* _REQUIRED TASK_: Can you put the material below into a Markdown table with the columns Row and Entry, covering only the lines between the one holding "x-tick-label: 10.0 — [398, 487, 427, 504]" and the one holding "data-label: 4.0 — [363, 276, 384, 293]", inclusive, and skipping any blank lines?

* _GIVEN DATA_:
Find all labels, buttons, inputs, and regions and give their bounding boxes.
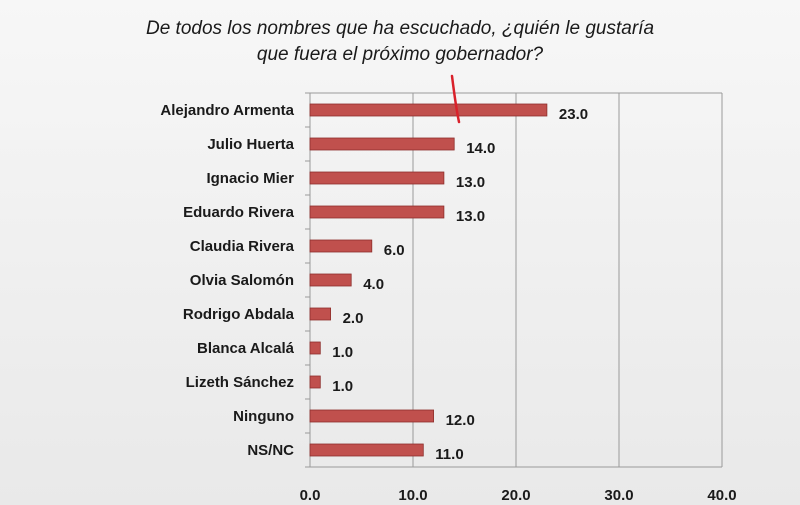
x-tick-label: 10.0 — [398, 487, 427, 504]
bar — [309, 273, 352, 287]
bar — [309, 171, 445, 185]
data-label: 11.0 — [435, 446, 463, 463]
bar — [309, 341, 321, 355]
data-label: 1.0 — [332, 344, 353, 361]
category-label: Alejandro Armenta — [160, 102, 294, 119]
data-label: 14.0 — [466, 140, 495, 157]
bars — [309, 103, 548, 457]
data-label: 4.0 — [363, 276, 384, 293]
category-label: Lizeth Sánchez — [186, 374, 294, 391]
x-tick-labels: 0.0 10.0 20.0 30.0 40.0 — [300, 487, 737, 504]
bar — [309, 205, 445, 219]
x-tick-label: 0.0 — [300, 487, 321, 504]
data-label: 1.0 — [332, 378, 353, 395]
bar — [309, 409, 434, 423]
category-label: Claudia Rivera — [190, 238, 295, 255]
data-label: 6.0 — [384, 242, 405, 259]
category-label: Eduardo Rivera — [183, 204, 295, 221]
bar — [309, 375, 321, 389]
bar — [309, 307, 332, 321]
category-label: Olvia Salomón — [190, 272, 294, 289]
annotation-pen-stroke — [450, 74, 461, 124]
data-label: 13.0 — [456, 208, 485, 225]
bar — [309, 103, 548, 117]
category-labels: Alejandro Armenta Julio Huerta Ignacio Mie… — [160, 102, 294, 459]
chart-title-line-1: De todos los nombres que ha escuchado, ¿… — [145, 18, 655, 39]
chart-title: De todos los nombres que ha escuchado, ¿… — [0, 16, 800, 68]
x-tick-label: 20.0 — [501, 487, 530, 504]
bar — [309, 239, 373, 253]
chart-title-line-2: que fuera el próximo gobernador? — [256, 44, 544, 65]
bar — [309, 443, 424, 457]
category-label: NS/NC — [247, 442, 294, 459]
data-label: 2.0 — [343, 310, 364, 327]
data-label: 23.0 — [559, 106, 588, 123]
category-label: Ninguno — [233, 408, 294, 425]
x-tick-label: 30.0 — [604, 487, 633, 504]
value-labels: 23.0 14.0 13.0 13.0 6.04.0 2.0 1.0 1.0 12.0 11.0 — [332, 106, 588, 463]
x-tick-label: 40.0 — [707, 487, 736, 504]
category-label: Ignacio Mier — [206, 170, 294, 187]
bar — [309, 137, 455, 151]
data-label: 12.0 — [446, 412, 475, 429]
data-label: 13.0 — [456, 174, 485, 191]
category-label: Julio Huerta — [207, 136, 294, 153]
category-label: Blanca Alcalá — [197, 340, 295, 357]
gridlines — [305, 92, 723, 468]
category-label: Rodrigo Abdala — [183, 306, 295, 323]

* _FINAL ANSWER_:
| Row | Entry |
|---|---|
| 1 | x-tick-label: 10.0 — [398, 487, 427, 504] |
| 2 | bar — [309, 273, 352, 287] |
| 3 | bar — [309, 171, 445, 185] |
| 4 | data-label: 11.0 — [435, 446, 463, 463] |
| 5 | bar — [309, 341, 321, 355] |
| 6 | data-label: 1.0 — [332, 344, 353, 361] |
| 7 | category-label: Alejandro Armenta — [160, 102, 294, 119] |
| 8 | data-label: 14.0 — [466, 140, 495, 157] |
| 9 | bars — [309, 103, 548, 457] |
| 10 | data-label: 4.0 — [363, 276, 384, 293] |